BRANO DA LEGGERE
________

Nostro obiettivo resta inoltre quello di analizzare l’era socialista cinese […]. Studi comparativi sui diversi progetti rivoluzionari sarebbero certamente utili, ma richiederebbero adeguati parametri di confronto. Oggi, la letteratura sulla Cina e su altri stati socialisti tende ad essere fortemente appiattita sull’esperienza russa. Una delle nostre tesi fondamentali è come semplicemente la Cina non fosse la Russia. Anche se influenzati dall’esperienza sovietica, i tentativi cinesi di emulazione non furono mai completi, comunque sempre applicati in un contesto fondamentalmente differente. Ancor più importante, il punto di riferimento risultava esso stesso in costante mutamento, ed i cinesi, nel progettare le proprie forme di gestione e pianificazione industriale, spesso attinsero da periodi divergenti della storia russa.

________

DATI FORNITI
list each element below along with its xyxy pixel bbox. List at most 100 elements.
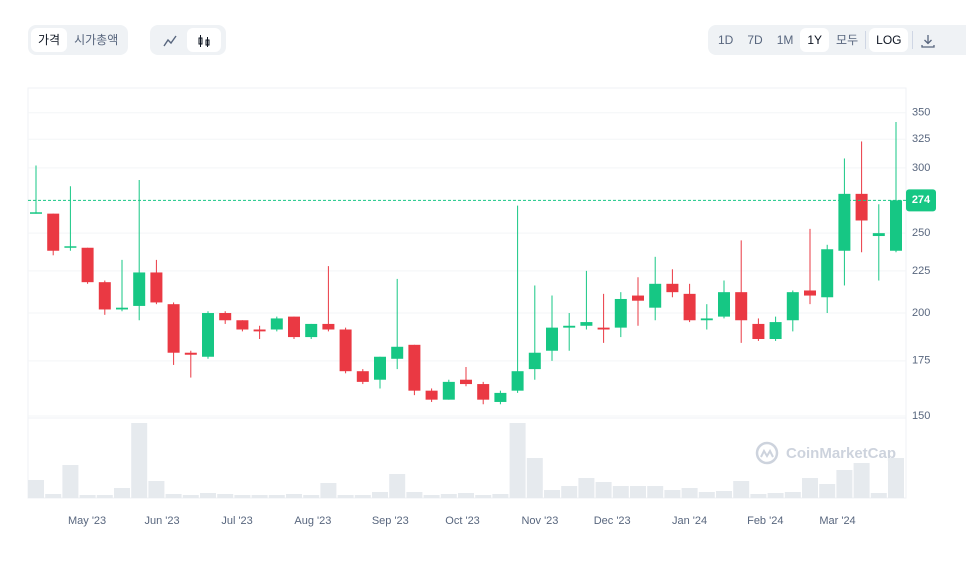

________

COMPITI DA SVOLGERE
- a) Nel brano sulla Cina socialista, rinomina "Russia" in "Unione Sovietica" e riscrivi la parte tra "Nostro obiettivo resta" e "della storia russa.", estremi inclusi.
- b) Rispondi a queste domande sul brano sulla Cina socialista:
(i) Che cosa richiederebbero gli studi comparativi sui diversi progetti rivoluzionari?
(ii) Su quale esperienza tende ad appiattirsi la letteratura sulla Cina e su altri stati socialisti?
(iii) A che cosa attinsero spesso i cinesi nel progettare le proprie forme di gestione e pianificazione industriale?
- c) Prosegui il brano sulla Cina socialista dal punto in cui si interrompe.
Il materiale non ha alcun ruolo in questo lavoro.

COMPITI RISOLTI
- a)
Nostro obiettivo resta inoltre quello di analizzare l’era socialista cinese […]. Studi comparativi sui diversi progetti rivoluzionari sarebbero certamente utili, ma richiederebbero adeguati parametri di confronto. Oggi, la letteratura sulla Cina e su altri stati socialisti tende ad essere fortemente appiattita sull’esperienza russa. Una delle nostre tesi fondamentali è come semplicemente la Cina non fosse la Unione Sovietica. Anche se influenzati dall’esperienza sovietica, i tentativi cinesi di emulazione non furono mai completi, comunque sempre applicati in un contesto fondamentalmente differente. Ancor più importante, il punto di riferimento risultava esso stesso in costante mutamento, ed i cinesi, nel progettare le proprie forme di gestione e pianificazione industriale, spesso attinsero da periodi divergenti della storia russa.

- b)
(i) Adeguati parametri di confronto.
(ii) Sull'esperienza russa.
(iii) A periodi divergenti della storia russa.

- c)
Al di là di questo, la geografia dell’influenza sovietica non fu uniforme. Al di fuori del cuore industriale del Nord-Est, la produzione cinese fu fortemente modellata su altri sistemi di gestione aziendale, pianificazione economica ed amministrazione statale. Assunta la Russia come modello, i cinesi attinsero anche dall’esperienza dell’epoca imperiale, del regime nazionalista del periodo repubblicano, dai giapponesi e dalle imprese occidentali nelle città costiere. Tutte queste influenze furono combinate nel tentativo consapevole di creare una nazione distintamente “cinese”, con una propria economia nazionale unitaria6.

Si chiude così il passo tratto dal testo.